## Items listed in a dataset
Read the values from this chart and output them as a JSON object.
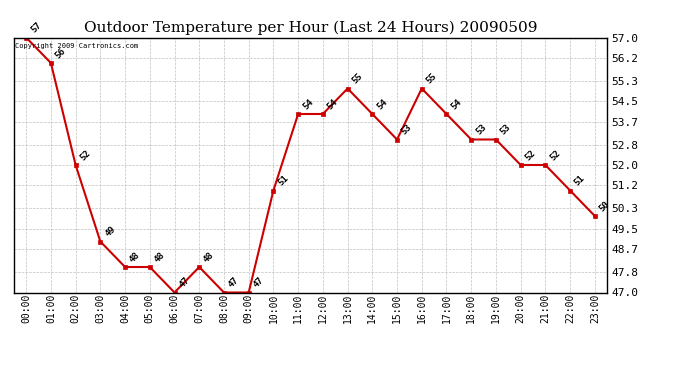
{
  "title": "Outdoor Temperature per Hour (Last 24 Hours) 20090509",
  "copyright": "Copyright 2009 Cartronics.com",
  "hours": [
    "00:00",
    "01:00",
    "02:00",
    "03:00",
    "04:00",
    "05:00",
    "06:00",
    "07:00",
    "08:00",
    "09:00",
    "10:00",
    "11:00",
    "12:00",
    "13:00",
    "14:00",
    "15:00",
    "16:00",
    "17:00",
    "18:00",
    "19:00",
    "20:00",
    "21:00",
    "22:00",
    "23:00"
  ],
  "temps": [
    57,
    56,
    52,
    49,
    48,
    48,
    47,
    48,
    47,
    47,
    51,
    54,
    54,
    55,
    54,
    53,
    55,
    54,
    53,
    53,
    52,
    52,
    51,
    50
  ],
  "ylim_min": 47.0,
  "ylim_max": 57.0,
  "yticks": [
    47.0,
    47.8,
    48.7,
    49.5,
    50.3,
    51.2,
    52.0,
    52.8,
    53.7,
    54.5,
    55.3,
    56.2,
    57.0
  ],
  "line_color": "#cc0000",
  "marker_color": "#cc0000",
  "bg_color": "#ffffff",
  "grid_color": "#c0c0c0",
  "title_fontsize": 11,
  "label_fontsize": 7,
  "annotation_fontsize": 6.5
}
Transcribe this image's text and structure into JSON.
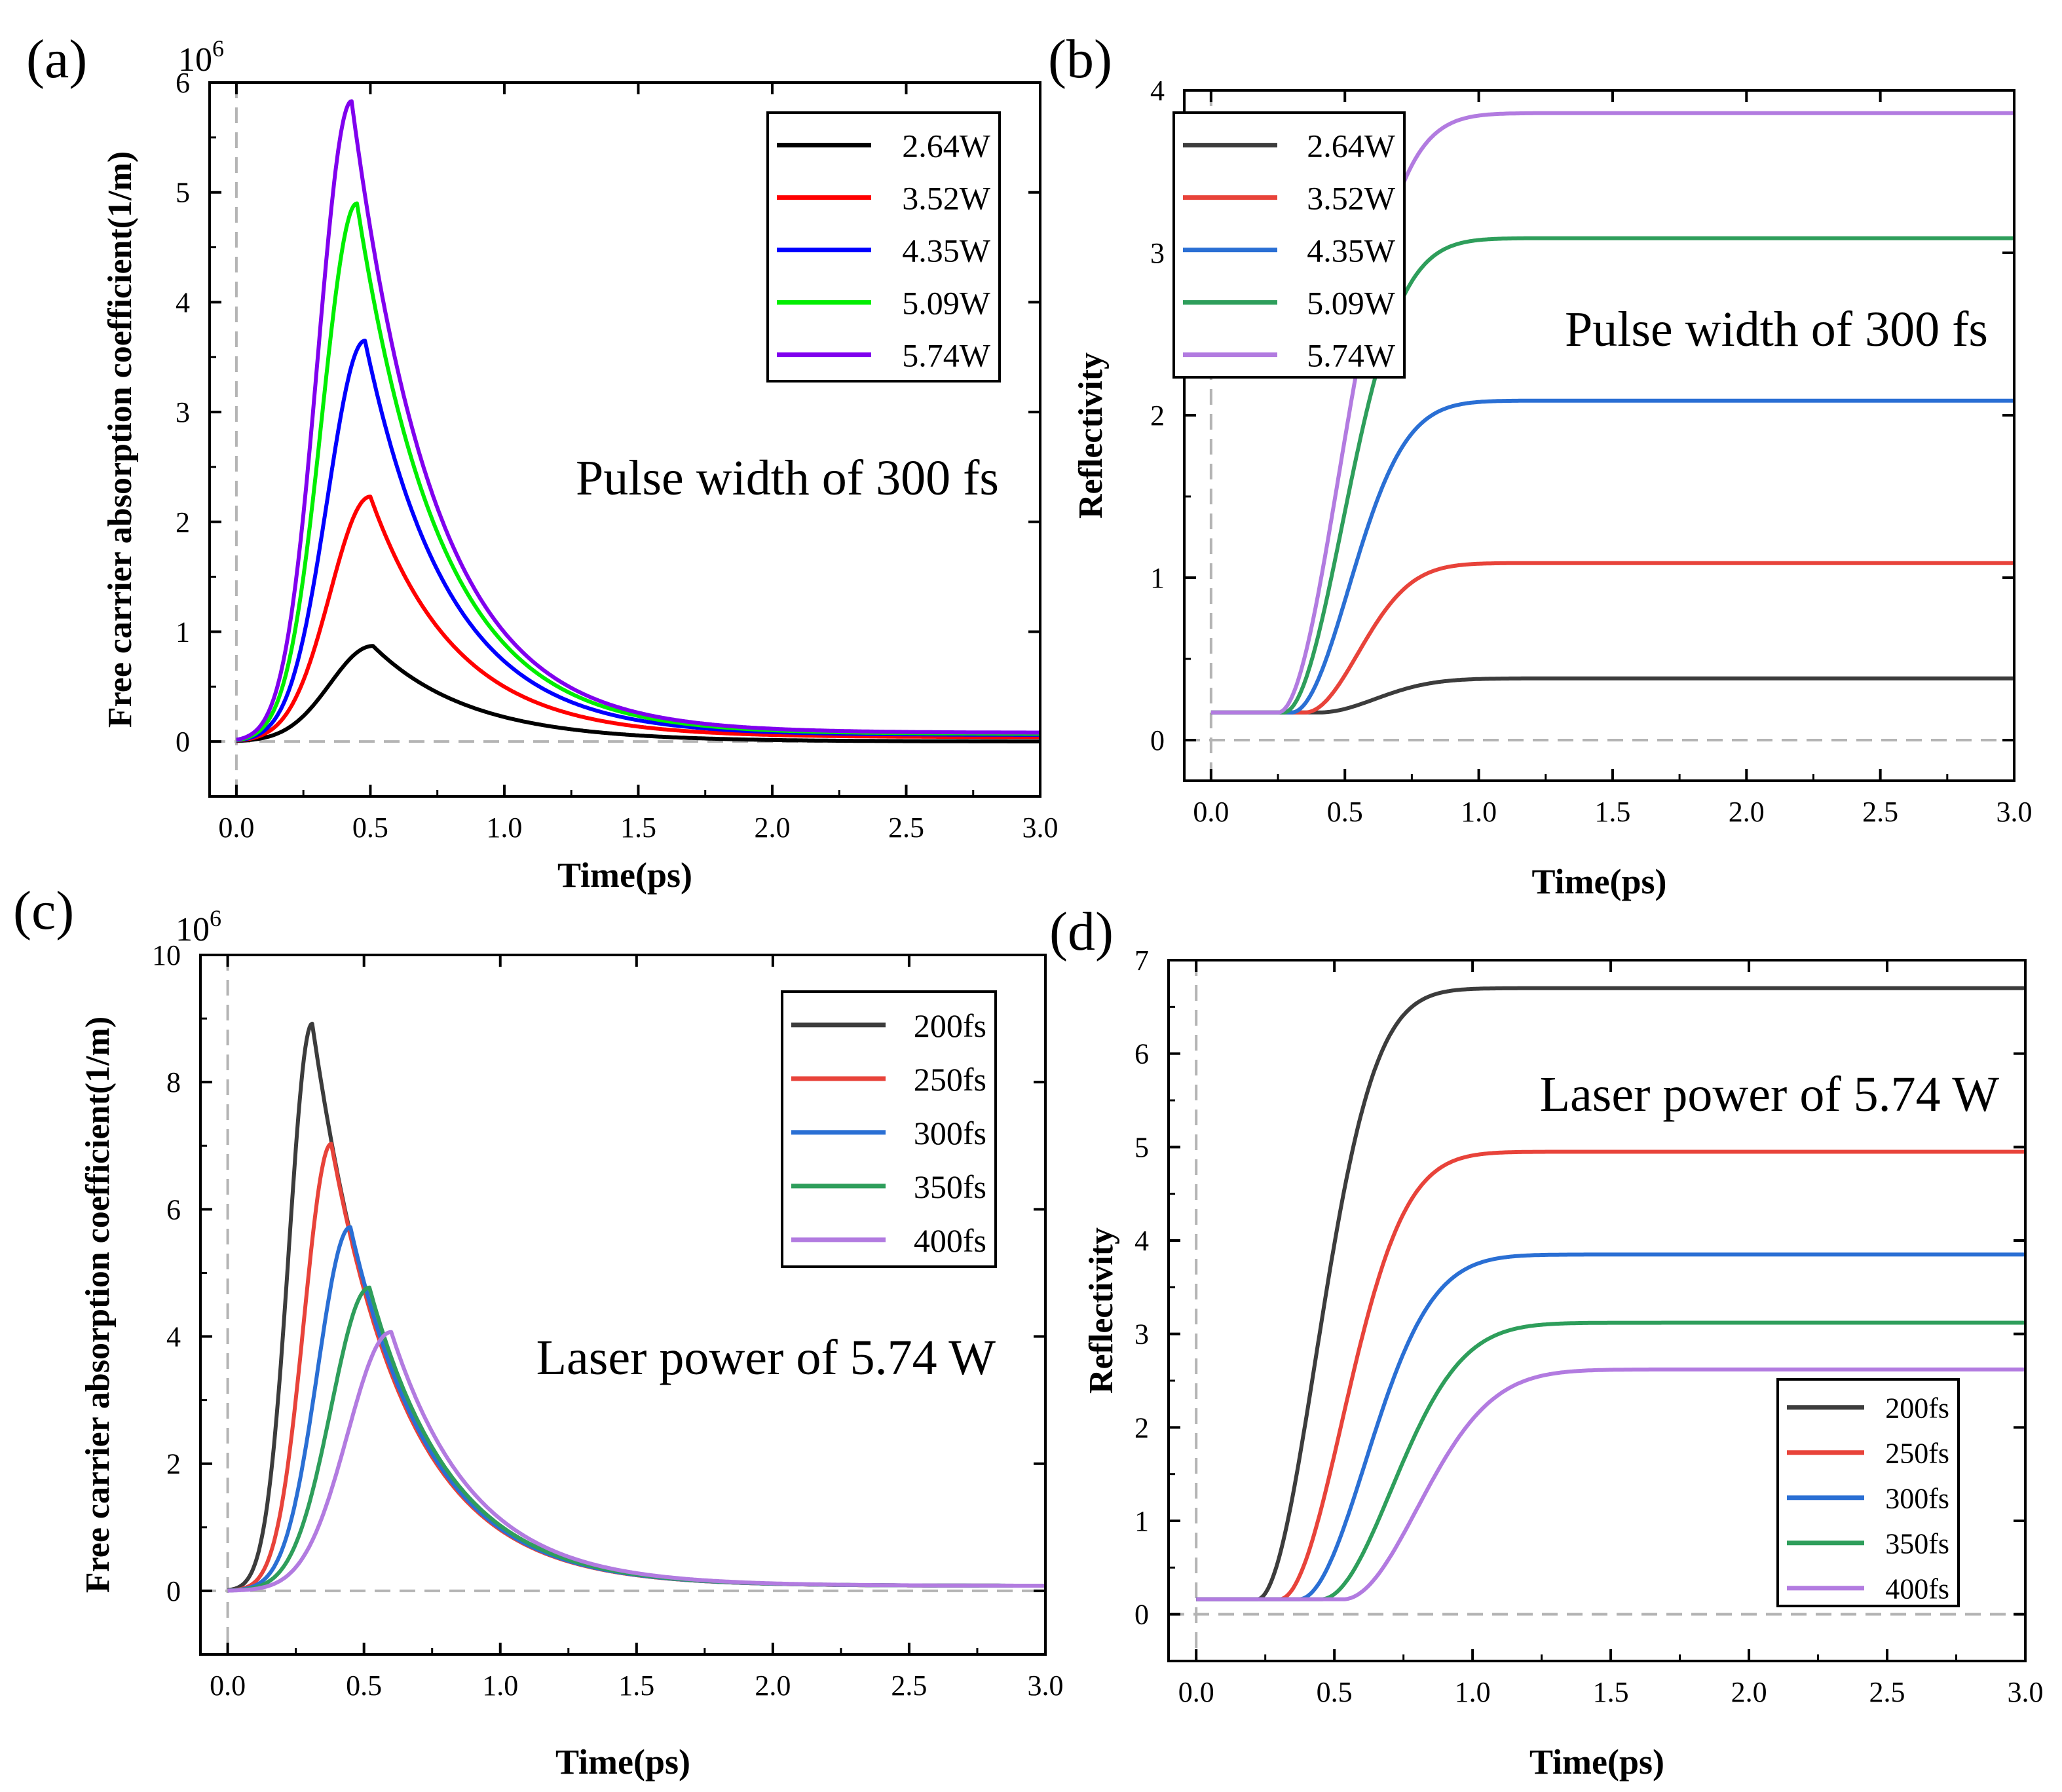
{
  "chart_data": [
    {
      "panel_label": "(a)",
      "type": "line",
      "ylabel": "Free carrier absorption coefficient(1/m)",
      "xlabel": "Time(ps)",
      "y_multiplier": "10",
      "y_multiplier_exp": "6",
      "xlim": [
        -0.1,
        3.0
      ],
      "ylim": [
        -0.5,
        6.0
      ],
      "xticks": [
        0,
        0.5,
        1,
        1.5,
        2,
        2.5,
        3
      ],
      "xtick_labels": [
        "0.0",
        "0.5",
        "1.0",
        "1.5",
        "2.0",
        "2.5",
        "3.0"
      ],
      "yticks": [
        0,
        1,
        2,
        3,
        4,
        5,
        6
      ],
      "ytick_labels": [
        "0",
        "1",
        "2",
        "3",
        "4",
        "5",
        "6"
      ],
      "annotation": "Pulse width of 300 fs",
      "legend_position": "top-right",
      "curve_kind": "absorption",
      "series": [
        {
          "name": "2.64W",
          "color": "#000000",
          "peak": 0.87,
          "tpeak": 0.51,
          "base": 0.0,
          "rise": 0.16,
          "decay": 0.36
        },
        {
          "name": "3.52W",
          "color": "#ff0000",
          "peak": 2.23,
          "tpeak": 0.5,
          "base": 0.04,
          "rise": 0.15,
          "decay": 0.32
        },
        {
          "name": "4.35W",
          "color": "#0000ff",
          "peak": 3.65,
          "tpeak": 0.48,
          "base": 0.06,
          "rise": 0.14,
          "decay": 0.31
        },
        {
          "name": "5.09W",
          "color": "#00ee00",
          "peak": 4.9,
          "tpeak": 0.45,
          "base": 0.07,
          "rise": 0.13,
          "decay": 0.31
        },
        {
          "name": "5.74W",
          "color": "#8000ee",
          "peak": 5.83,
          "tpeak": 0.43,
          "base": 0.08,
          "rise": 0.125,
          "decay": 0.31
        }
      ]
    },
    {
      "panel_label": "(b)",
      "type": "line",
      "ylabel": "Reflectivity",
      "xlabel": "Time(ps)",
      "xlim": [
        -0.1,
        3.0
      ],
      "ylim": [
        -0.25,
        4.0
      ],
      "xticks": [
        0,
        0.5,
        1,
        1.5,
        2,
        2.5,
        3
      ],
      "xtick_labels": [
        "0.0",
        "0.5",
        "1.0",
        "1.5",
        "2.0",
        "2.5",
        "3.0"
      ],
      "yticks": [
        0,
        1,
        2,
        3,
        4
      ],
      "ytick_labels": [
        "0",
        "1",
        "2",
        "3",
        "4"
      ],
      "annotation": "Pulse width of 300 fs",
      "legend_position": "top-left",
      "curve_kind": "reflectivity",
      "series": [
        {
          "name": "2.64W",
          "color": "#3c3c3c",
          "base": 0.17,
          "final": 0.38,
          "t0": 0.4,
          "tau": 0.3
        },
        {
          "name": "3.52W",
          "color": "#e8433a",
          "base": 0.17,
          "final": 1.09,
          "t0": 0.35,
          "tau": 0.28
        },
        {
          "name": "4.35W",
          "color": "#2a6fd4",
          "base": 0.17,
          "final": 2.09,
          "t0": 0.3,
          "tau": 0.3
        },
        {
          "name": "5.09W",
          "color": "#2e9e5b",
          "base": 0.17,
          "final": 3.09,
          "t0": 0.27,
          "tau": 0.31
        },
        {
          "name": "5.74W",
          "color": "#b27be0",
          "base": 0.17,
          "final": 3.86,
          "t0": 0.25,
          "tau": 0.32
        }
      ]
    },
    {
      "panel_label": "(c)",
      "type": "line",
      "ylabel": "Free carrier absorption coefficient(1/m)",
      "xlabel": "Time(ps)",
      "y_multiplier": "10",
      "y_multiplier_exp": "6",
      "xlim": [
        -0.1,
        3.0
      ],
      "ylim": [
        -1.0,
        10.0
      ],
      "xticks": [
        0,
        0.5,
        1,
        1.5,
        2,
        2.5,
        3
      ],
      "xtick_labels": [
        "0.0",
        "0.5",
        "1.0",
        "1.5",
        "2.0",
        "2.5",
        "3.0"
      ],
      "yticks": [
        0,
        2,
        4,
        6,
        8,
        10
      ],
      "ytick_labels": [
        "0",
        "2",
        "4",
        "6",
        "8",
        "10"
      ],
      "annotation": "Laser power of 5.74 W",
      "legend_position": "top-right",
      "curve_kind": "absorption",
      "series": [
        {
          "name": "200fs",
          "color": "#3c3c3c",
          "peak": 8.92,
          "tpeak": 0.31,
          "base": 0.08,
          "rise": 0.085,
          "decay": 0.3
        },
        {
          "name": "250fs",
          "color": "#e8433a",
          "peak": 7.03,
          "tpeak": 0.38,
          "base": 0.08,
          "rise": 0.1,
          "decay": 0.3
        },
        {
          "name": "300fs",
          "color": "#2a6fd4",
          "peak": 5.72,
          "tpeak": 0.45,
          "base": 0.08,
          "rise": 0.12,
          "decay": 0.3
        },
        {
          "name": "350fs",
          "color": "#2e9e5b",
          "peak": 4.77,
          "tpeak": 0.52,
          "base": 0.08,
          "rise": 0.14,
          "decay": 0.3
        },
        {
          "name": "400fs",
          "color": "#b27be0",
          "peak": 4.07,
          "tpeak": 0.6,
          "base": 0.08,
          "rise": 0.16,
          "decay": 0.3
        }
      ]
    },
    {
      "panel_label": "(d)",
      "type": "line",
      "ylabel": "Reflectivity",
      "xlabel": "Time(ps)",
      "xlim": [
        -0.1,
        3.0
      ],
      "ylim": [
        -0.5,
        7.0
      ],
      "xticks": [
        0,
        0.5,
        1,
        1.5,
        2,
        2.5,
        3
      ],
      "xtick_labels": [
        "0.0",
        "0.5",
        "1.0",
        "1.5",
        "2.0",
        "2.5",
        "3.0"
      ],
      "yticks": [
        0,
        1,
        2,
        3,
        4,
        5,
        6,
        7
      ],
      "ytick_labels": [
        "0",
        "1",
        "2",
        "3",
        "4",
        "5",
        "6",
        "7"
      ],
      "annotation": "Laser power of 5.74 W",
      "legend_position": "bottom-right",
      "curve_kind": "reflectivity",
      "series": [
        {
          "name": "200fs",
          "color": "#3c3c3c",
          "base": 0.16,
          "final": 6.7,
          "t0": 0.22,
          "tau": 0.3
        },
        {
          "name": "250fs",
          "color": "#e8433a",
          "base": 0.16,
          "final": 4.95,
          "t0": 0.3,
          "tau": 0.32
        },
        {
          "name": "300fs",
          "color": "#2a6fd4",
          "base": 0.16,
          "final": 3.85,
          "t0": 0.37,
          "tau": 0.34
        },
        {
          "name": "350fs",
          "color": "#2e9e5b",
          "base": 0.16,
          "final": 3.12,
          "t0": 0.45,
          "tau": 0.36
        },
        {
          "name": "400fs",
          "color": "#b27be0",
          "base": 0.16,
          "final": 2.62,
          "t0": 0.53,
          "tau": 0.38
        }
      ]
    }
  ]
}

## What you will do
Return all lines containing the word "JSON".

## Full output
Read the values from this chart and output them as a JSON object.
Transcribe this image's text and structure into JSON.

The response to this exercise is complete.